Stated task: Copy every line from the material below that holds "inoperante".
--- Start Provided records ---
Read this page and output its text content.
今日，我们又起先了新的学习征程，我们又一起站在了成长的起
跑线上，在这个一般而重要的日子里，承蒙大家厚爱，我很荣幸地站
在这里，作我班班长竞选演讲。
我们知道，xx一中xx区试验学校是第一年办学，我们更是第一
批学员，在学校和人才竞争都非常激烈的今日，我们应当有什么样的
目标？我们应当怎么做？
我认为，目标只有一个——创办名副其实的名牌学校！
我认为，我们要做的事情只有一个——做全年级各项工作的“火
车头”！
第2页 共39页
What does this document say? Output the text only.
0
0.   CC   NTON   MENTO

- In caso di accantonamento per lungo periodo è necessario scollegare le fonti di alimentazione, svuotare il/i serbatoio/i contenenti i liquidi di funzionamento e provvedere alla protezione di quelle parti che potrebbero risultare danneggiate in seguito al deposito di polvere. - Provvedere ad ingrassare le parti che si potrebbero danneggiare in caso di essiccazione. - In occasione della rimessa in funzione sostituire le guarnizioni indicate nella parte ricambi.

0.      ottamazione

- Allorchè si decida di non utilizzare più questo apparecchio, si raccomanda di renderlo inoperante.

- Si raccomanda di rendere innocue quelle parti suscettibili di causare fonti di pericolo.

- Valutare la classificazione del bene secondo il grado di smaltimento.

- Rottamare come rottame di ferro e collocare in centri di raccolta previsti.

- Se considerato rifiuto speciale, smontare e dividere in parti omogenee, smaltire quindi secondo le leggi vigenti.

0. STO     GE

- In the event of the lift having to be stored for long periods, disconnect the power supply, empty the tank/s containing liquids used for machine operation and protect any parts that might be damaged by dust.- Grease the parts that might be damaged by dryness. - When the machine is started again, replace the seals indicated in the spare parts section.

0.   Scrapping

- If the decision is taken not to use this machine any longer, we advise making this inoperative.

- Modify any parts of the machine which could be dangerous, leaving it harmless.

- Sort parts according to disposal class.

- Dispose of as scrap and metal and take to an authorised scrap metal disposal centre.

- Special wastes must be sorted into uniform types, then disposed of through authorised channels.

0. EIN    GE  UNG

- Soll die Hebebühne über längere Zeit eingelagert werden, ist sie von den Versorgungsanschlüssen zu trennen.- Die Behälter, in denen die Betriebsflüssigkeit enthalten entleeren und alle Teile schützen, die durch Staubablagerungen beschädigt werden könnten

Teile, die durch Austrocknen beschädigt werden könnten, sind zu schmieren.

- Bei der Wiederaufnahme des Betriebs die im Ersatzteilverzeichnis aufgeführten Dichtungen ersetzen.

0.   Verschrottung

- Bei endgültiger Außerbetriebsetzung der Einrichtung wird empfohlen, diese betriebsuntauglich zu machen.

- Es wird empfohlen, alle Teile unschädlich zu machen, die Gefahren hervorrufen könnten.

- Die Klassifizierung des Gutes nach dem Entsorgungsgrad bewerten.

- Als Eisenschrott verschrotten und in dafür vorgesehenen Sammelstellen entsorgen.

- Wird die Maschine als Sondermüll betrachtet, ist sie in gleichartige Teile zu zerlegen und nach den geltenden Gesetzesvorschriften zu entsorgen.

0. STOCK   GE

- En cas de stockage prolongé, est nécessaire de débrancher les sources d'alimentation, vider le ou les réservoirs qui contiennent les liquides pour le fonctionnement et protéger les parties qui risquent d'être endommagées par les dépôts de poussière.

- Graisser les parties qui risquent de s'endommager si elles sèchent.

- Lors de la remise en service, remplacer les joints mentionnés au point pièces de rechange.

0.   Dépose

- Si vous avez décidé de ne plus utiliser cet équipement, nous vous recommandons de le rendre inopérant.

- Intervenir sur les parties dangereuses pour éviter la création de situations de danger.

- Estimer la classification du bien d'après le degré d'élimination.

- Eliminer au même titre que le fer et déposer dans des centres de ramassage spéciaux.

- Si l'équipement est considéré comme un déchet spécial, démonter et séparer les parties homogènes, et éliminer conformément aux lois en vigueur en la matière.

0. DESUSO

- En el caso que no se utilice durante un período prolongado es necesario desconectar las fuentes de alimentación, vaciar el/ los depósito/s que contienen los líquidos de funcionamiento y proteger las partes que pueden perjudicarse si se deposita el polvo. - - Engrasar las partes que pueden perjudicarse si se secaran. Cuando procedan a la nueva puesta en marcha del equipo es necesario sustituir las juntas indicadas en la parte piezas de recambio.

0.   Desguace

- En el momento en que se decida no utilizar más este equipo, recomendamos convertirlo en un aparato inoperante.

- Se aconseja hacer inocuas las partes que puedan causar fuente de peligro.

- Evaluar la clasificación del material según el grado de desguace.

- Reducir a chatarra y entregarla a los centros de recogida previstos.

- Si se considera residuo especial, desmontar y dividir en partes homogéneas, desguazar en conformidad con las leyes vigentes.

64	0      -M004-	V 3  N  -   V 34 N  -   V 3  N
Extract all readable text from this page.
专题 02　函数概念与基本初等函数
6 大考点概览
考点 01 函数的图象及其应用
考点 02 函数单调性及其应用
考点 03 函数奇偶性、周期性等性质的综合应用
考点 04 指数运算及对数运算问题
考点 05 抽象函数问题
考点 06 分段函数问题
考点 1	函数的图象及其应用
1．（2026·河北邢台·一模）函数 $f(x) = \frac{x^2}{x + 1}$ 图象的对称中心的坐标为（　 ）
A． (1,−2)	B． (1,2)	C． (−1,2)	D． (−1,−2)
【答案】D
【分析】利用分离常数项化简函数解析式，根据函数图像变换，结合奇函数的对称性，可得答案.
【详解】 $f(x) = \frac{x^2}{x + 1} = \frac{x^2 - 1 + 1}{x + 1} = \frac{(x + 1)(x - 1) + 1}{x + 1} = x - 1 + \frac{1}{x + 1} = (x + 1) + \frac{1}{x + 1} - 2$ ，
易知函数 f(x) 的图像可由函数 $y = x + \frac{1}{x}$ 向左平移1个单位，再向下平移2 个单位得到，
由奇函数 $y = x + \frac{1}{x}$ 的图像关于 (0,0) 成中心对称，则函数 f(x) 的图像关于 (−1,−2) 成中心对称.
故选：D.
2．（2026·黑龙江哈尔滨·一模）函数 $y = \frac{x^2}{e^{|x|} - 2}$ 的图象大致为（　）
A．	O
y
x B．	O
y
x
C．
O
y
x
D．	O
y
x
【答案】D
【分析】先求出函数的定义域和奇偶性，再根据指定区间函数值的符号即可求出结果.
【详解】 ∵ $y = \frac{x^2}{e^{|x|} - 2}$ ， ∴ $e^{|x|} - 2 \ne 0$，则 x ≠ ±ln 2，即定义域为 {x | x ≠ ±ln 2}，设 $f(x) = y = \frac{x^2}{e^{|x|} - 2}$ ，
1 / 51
--- End Provided records ---
Exercise response:
- Allorchè si decida di non utilizzare più questo apparecchio, si raccomanda di renderlo inoperante.
- En el momento en que se decida no utilizar más este equipo, recomendamos convertirlo en un aparato inoperante.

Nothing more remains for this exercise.